From the entries that follow, pick out all lines holding "кримінальних".

>> begin RAW DATA

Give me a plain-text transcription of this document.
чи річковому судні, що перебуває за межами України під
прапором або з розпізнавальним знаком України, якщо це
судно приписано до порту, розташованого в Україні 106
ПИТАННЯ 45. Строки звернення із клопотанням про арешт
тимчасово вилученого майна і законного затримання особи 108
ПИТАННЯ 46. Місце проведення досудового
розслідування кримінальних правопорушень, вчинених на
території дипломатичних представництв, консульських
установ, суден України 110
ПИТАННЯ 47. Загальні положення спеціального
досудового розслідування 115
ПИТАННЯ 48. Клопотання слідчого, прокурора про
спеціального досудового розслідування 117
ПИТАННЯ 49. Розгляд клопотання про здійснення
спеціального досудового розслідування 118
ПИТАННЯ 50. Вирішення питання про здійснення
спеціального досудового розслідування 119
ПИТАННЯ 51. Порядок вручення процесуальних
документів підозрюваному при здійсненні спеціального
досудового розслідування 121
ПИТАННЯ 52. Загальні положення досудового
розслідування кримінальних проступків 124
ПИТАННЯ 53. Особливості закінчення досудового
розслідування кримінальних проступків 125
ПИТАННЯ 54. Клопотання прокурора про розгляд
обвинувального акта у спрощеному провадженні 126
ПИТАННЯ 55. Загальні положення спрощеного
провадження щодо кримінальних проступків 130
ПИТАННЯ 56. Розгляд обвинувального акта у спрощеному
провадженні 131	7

>> end RAW DATA

FULL ANSWER:
розслідування кримінальних правопорушень, вчинених на
розслідування кримінальних проступків 124
розслідування кримінальних проступків 125
провадження щодо кримінальних проступків 130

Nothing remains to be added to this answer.